WHAT THE TASK ASKS
Each of the entries should be retyped precisely as it appears.

-- begin RECORDS TO USE --

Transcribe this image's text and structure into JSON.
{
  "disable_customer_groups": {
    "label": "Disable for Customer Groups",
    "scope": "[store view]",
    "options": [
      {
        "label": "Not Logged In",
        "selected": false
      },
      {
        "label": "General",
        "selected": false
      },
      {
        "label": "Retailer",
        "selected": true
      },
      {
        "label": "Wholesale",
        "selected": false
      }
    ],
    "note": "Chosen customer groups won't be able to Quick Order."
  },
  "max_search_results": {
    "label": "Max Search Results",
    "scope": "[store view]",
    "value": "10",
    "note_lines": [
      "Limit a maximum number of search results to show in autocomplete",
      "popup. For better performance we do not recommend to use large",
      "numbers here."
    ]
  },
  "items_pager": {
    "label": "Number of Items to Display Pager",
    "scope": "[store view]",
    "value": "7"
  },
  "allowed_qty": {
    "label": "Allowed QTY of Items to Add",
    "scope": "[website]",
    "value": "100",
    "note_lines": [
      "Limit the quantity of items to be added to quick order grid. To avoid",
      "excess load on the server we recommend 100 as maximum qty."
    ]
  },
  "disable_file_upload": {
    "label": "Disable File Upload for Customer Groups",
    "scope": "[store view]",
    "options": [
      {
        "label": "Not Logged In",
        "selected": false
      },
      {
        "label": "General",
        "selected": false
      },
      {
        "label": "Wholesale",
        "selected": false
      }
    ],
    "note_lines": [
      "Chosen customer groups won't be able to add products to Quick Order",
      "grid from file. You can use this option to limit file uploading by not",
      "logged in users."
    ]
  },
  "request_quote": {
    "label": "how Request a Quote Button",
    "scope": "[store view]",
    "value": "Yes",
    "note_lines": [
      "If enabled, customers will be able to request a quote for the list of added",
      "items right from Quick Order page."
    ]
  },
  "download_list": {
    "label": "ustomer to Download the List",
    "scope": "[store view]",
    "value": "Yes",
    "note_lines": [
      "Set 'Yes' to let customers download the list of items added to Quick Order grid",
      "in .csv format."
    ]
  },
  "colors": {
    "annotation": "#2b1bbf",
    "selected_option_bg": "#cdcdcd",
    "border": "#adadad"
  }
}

-- end RECORDS TO USE --

THE RESPONSE
Transcribe this image's text and structure into JSON.
{
  "disable_customer_groups": {
    "label": "Disable for Customer Groups",
    "scope": "[store view]",
    "options": [
      {
        "label": "Not Logged In",
        "selected": false
      },
      {
        "label": "General",
        "selected": false
      },
      {
        "label": "Retailer",
        "selected": true
      },
      {
        "label": "Wholesale",
        "selected": false
      }
    ],
    "note": "Chosen customer groups won't be able to Quick Order."
  },
  "max_search_results": {
    "label": "Max Search Results",
    "scope": "[store view]",
    "value": "10",
    "note_lines": [
      "Limit a maximum number of search results to show in autocomplete",
      "popup. For better performance we do not recommend to use large",
      "numbers here."
    ]
  },
  "items_pager": {
    "label": "Number of Items to Display Pager",
    "scope": "[store view]",
    "value": "7"
  },
  "allowed_qty": {
    "label": "Allowed QTY of Items to Add",
    "scope": "[website]",
    "value": "100",
    "note_lines": [
      "Limit the quantity of items to be added to quick order grid. To avoid",
      "excess load on the server we recommend 100 as maximum qty."
    ]
  },
  "disable_file_upload": {
    "label": "Disable File Upload for Customer Groups",
    "scope": "[store view]",
    "options": [
      {
        "label": "Not Logged In",
        "selected": false
      },
      {
        "label": "General",
        "selected": false
      },
      {
        "label": "Wholesale",
        "selected": false
      }
    ],
    "note_lines": [
      "Chosen customer groups won't be able to add products to Quick Order",
      "grid from file. You can use this option to limit file uploading by not",
      "logged in users."
    ]
  },
  "request_quote": {
    "label": "how Request a Quote Button",
    "scope": "[store view]",
    "value": "Yes",
    "note_lines": [
      "If enabled, customers will be able to request a quote for the list of added",
      "items right from Quick Order page."
    ]
  },
  "download_list": {
    "label": "ustomer to Download the List",
    "scope": "[store view]",
    "value": "Yes",
    "note_lines": [
      "Set 'Yes' to let customers download the list of items added to Quick Order grid",
      "in .csv format."
    ]
  },
  "colors": {
    "annotation": "#2b1bbf",
    "selected_option_bg": "#cdcdcd",
    "border": "#adadad"
  }
}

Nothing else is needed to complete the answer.